● **Task statement**
The records below must be copied in full; omit the images.

— Start Data provided —

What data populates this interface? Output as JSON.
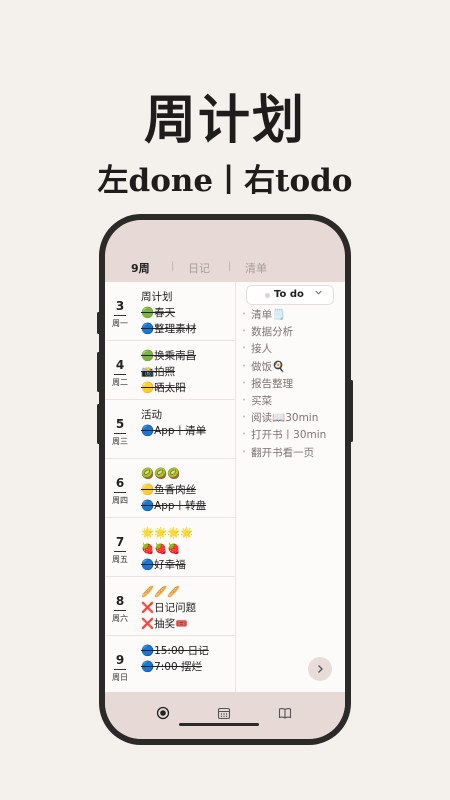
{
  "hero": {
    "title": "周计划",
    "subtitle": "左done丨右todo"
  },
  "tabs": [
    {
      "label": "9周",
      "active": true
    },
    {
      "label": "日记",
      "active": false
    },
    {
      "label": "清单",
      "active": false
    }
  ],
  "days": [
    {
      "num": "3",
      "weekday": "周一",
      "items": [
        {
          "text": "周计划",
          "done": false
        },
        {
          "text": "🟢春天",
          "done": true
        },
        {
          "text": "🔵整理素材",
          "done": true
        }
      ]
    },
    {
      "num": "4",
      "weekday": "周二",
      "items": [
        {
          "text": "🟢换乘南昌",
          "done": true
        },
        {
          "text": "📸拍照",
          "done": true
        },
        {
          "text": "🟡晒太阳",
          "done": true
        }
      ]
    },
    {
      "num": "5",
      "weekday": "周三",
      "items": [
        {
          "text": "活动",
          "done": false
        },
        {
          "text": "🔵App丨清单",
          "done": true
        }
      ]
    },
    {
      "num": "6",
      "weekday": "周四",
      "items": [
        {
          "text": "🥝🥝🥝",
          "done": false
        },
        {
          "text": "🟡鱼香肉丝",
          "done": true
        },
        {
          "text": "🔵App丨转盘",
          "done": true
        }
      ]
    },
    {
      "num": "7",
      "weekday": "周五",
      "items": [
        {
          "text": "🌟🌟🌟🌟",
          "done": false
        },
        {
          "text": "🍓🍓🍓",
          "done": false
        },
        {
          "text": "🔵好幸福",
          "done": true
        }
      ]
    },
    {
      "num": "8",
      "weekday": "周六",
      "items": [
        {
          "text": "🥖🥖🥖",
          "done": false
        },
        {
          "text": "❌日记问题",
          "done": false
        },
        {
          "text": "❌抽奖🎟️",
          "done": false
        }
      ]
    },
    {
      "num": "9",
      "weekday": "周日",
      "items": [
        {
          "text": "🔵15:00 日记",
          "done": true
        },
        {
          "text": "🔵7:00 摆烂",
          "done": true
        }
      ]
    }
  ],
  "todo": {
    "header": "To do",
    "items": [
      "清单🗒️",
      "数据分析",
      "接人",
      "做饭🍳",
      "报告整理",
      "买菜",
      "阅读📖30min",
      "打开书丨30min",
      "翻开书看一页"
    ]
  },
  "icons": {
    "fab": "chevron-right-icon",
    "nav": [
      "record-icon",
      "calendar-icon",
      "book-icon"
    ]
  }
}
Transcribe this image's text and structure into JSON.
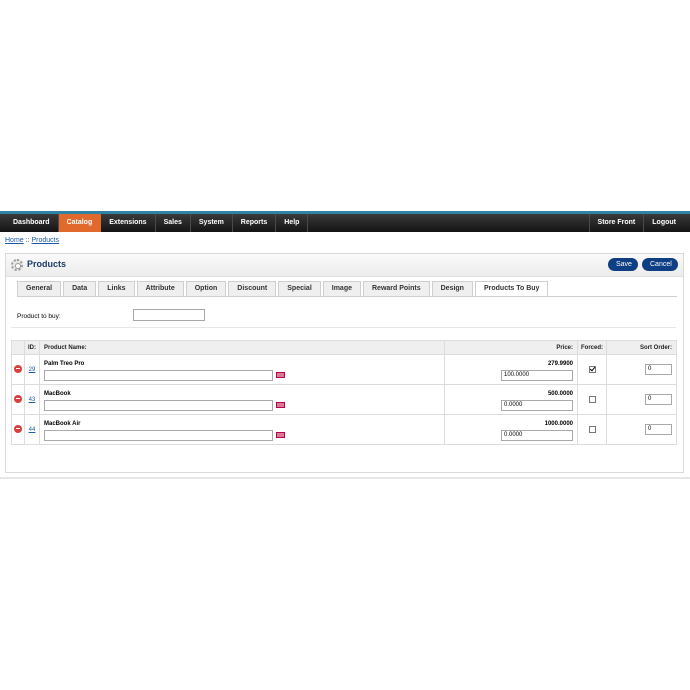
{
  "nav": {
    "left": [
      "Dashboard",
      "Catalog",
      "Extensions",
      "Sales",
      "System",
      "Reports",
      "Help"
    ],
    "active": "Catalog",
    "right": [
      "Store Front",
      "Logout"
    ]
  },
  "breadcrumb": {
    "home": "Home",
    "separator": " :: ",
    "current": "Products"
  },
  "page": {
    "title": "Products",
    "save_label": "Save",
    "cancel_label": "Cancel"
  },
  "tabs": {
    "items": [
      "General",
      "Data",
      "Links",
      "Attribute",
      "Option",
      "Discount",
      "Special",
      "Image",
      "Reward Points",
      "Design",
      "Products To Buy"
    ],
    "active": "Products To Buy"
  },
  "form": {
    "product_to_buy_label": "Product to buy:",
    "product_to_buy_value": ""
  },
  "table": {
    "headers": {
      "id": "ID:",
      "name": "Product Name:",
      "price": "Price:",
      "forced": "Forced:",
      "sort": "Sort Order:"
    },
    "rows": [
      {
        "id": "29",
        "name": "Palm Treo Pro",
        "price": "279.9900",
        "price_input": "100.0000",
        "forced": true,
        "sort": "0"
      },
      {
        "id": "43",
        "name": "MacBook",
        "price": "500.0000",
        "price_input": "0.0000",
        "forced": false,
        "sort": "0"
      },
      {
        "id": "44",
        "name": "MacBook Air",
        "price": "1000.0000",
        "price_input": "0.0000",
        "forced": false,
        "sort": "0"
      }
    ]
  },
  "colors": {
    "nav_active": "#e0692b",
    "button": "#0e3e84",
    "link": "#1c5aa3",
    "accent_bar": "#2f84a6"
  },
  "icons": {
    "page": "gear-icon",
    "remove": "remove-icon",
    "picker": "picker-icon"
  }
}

— End Data provided —

● **Solution for this exercise**
What data populates this interface? Output as JSON.
{
  "hero": {
    "title": "周计划",
    "subtitle": "左done丨右todo"
  },
  "tabs": [
    {
      "label": "9周",
      "active": true
    },
    {
      "label": "日记",
      "active": false
    },
    {
      "label": "清单",
      "active": false
    }
  ],
  "days": [
    {
      "num": "3",
      "weekday": "周一",
      "items": [
        {
          "text": "周计划",
          "done": false
        },
        {
          "text": "🟢春天",
          "done": true
        },
        {
          "text": "🔵整理素材",
          "done": true
        }
      ]
    },
    {
      "num": "4",
      "weekday": "周二",
      "items": [
        {
          "text": "🟢换乘南昌",
          "done": true
        },
        {
          "text": "📸拍照",
          "done": true
        },
        {
          "text": "🟡晒太阳",
          "done": true
        }
      ]
    },
    {
      "num": "5",
      "weekday": "周三",
      "items": [
        {
          "text": "活动",
          "done": false
        },
        {
          "text": "🔵App丨清单",
          "done": true
        }
      ]
    },
    {
      "num": "6",
      "weekday": "周四",
      "items": [
        {
          "text": "🥝🥝🥝",
          "done": false
        },
        {
          "text": "🟡鱼香肉丝",
          "done": true
        },
        {
          "text": "🔵App丨转盘",
          "done": true
        }
      ]
    },
    {
      "num": "7",
      "weekday": "周五",
      "items": [
        {
          "text": "🌟🌟🌟🌟",
          "done": false
        },
        {
          "text": "🍓🍓🍓",
          "done": false
        },
        {
          "text": "🔵好幸福",
          "done": true
        }
      ]
    },
    {
      "num": "8",
      "weekday": "周六",
      "items": [
        {
          "text": "🥖🥖🥖",
          "done": false
        },
        {
          "text": "❌日记问题",
          "done": false
        },
        {
          "text": "❌抽奖🎟️",
          "done": false
        }
      ]
    },
    {
      "num": "9",
      "weekday": "周日",
      "items": [
        {
          "text": "🔵15:00 日记",
          "done": true
        },
        {
          "text": "🔵7:00 摆烂",
          "done": true
        }
      ]
    }
  ],
  "todo": {
    "header": "To do",
    "items": [
      "清单🗒️",
      "数据分析",
      "接人",
      "做饭🍳",
      "报告整理",
      "买菜",
      "阅读📖30min",
      "打开书丨30min",
      "翻开书看一页"
    ]
  },
  "icons": {
    "fab": "chevron-right-icon",
    "nav": [
      "record-icon",
      "calendar-icon",
      "book-icon"
    ]
  }
}
Transcribe this image's text and structure into JSON.
{
  "nav": {
    "left": [
      "Dashboard",
      "Catalog",
      "Extensions",
      "Sales",
      "System",
      "Reports",
      "Help"
    ],
    "active": "Catalog",
    "right": [
      "Store Front",
      "Logout"
    ]
  },
  "breadcrumb": {
    "home": "Home",
    "separator": " :: ",
    "current": "Products"
  },
  "page": {
    "title": "Products",
    "save_label": "Save",
    "cancel_label": "Cancel"
  },
  "tabs": {
    "items": [
      "General",
      "Data",
      "Links",
      "Attribute",
      "Option",
      "Discount",
      "Special",
      "Image",
      "Reward Points",
      "Design",
      "Products To Buy"
    ],
    "active": "Products To Buy"
  },
  "form": {
    "product_to_buy_label": "Product to buy:",
    "product_to_buy_value": ""
  },
  "table": {
    "headers": {
      "id": "ID:",
      "name": "Product Name:",
      "price": "Price:",
      "forced": "Forced:",
      "sort": "Sort Order:"
    },
    "rows": [
      {
        "id": "29",
        "name": "Palm Treo Pro",
        "price": "279.9900",
        "price_input": "100.0000",
        "forced": true,
        "sort": "0"
      },
      {
        "id": "43",
        "name": "MacBook",
        "price": "500.0000",
        "price_input": "0.0000",
        "forced": false,
        "sort": "0"
      },
      {
        "id": "44",
        "name": "MacBook Air",
        "price": "1000.0000",
        "price_input": "0.0000",
        "forced": false,
        "sort": "0"
      }
    ]
  },
  "colors": {
    "nav_active": "#e0692b",
    "button": "#0e3e84",
    "link": "#1c5aa3",
    "accent_bar": "#2f84a6"
  },
  "icons": {
    "page": "gear-icon",
    "remove": "remove-icon",
    "picker": "picker-icon"
  }
}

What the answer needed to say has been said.